● Stated task: Copy out every line that contains the word "icon".

Extracted data entries:
+---+

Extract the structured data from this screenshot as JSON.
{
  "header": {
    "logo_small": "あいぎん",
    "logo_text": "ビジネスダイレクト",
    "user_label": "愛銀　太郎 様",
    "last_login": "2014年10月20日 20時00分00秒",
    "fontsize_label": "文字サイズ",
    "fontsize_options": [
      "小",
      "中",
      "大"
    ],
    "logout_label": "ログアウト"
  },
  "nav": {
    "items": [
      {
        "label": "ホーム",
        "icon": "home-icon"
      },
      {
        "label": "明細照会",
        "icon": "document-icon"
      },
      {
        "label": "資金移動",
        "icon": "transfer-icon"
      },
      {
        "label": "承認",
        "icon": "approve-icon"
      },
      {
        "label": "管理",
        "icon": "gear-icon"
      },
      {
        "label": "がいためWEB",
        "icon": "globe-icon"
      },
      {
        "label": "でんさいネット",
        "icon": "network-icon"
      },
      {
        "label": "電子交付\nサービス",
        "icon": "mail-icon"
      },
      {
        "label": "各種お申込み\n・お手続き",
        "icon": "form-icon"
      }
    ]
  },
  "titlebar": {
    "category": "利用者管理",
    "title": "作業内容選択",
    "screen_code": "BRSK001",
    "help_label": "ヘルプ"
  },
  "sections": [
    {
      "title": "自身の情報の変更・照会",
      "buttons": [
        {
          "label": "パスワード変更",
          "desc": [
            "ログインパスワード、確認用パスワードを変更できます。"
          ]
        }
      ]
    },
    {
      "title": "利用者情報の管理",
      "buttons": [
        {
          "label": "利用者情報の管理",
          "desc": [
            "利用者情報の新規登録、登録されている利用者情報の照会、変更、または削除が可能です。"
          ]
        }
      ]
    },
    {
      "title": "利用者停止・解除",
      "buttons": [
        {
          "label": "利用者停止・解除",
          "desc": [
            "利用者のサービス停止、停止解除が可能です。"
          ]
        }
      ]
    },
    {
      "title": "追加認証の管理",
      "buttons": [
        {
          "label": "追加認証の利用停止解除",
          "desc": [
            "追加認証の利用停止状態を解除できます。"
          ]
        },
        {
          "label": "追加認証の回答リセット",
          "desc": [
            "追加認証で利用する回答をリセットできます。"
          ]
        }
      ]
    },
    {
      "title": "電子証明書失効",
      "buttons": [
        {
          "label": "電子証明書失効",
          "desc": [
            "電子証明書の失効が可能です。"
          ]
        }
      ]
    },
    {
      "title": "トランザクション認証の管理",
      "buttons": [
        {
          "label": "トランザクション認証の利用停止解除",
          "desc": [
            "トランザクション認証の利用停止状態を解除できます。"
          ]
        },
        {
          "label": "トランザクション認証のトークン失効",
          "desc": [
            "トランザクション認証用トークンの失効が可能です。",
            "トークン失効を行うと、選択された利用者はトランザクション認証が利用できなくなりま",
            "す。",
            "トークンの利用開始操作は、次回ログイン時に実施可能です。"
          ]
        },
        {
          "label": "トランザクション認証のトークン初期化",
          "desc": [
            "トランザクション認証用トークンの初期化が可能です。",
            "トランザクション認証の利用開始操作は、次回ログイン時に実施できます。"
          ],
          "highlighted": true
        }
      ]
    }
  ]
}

+---+

● Expected output:
        "icon": "home-icon"
        "icon": "document-icon"
        "icon": "transfer-icon"
        "icon": "approve-icon"
        "icon": "gear-icon"
        "icon": "globe-icon"
        "icon": "network-icon"
        "icon": "mail-icon"
        "icon": "form-icon"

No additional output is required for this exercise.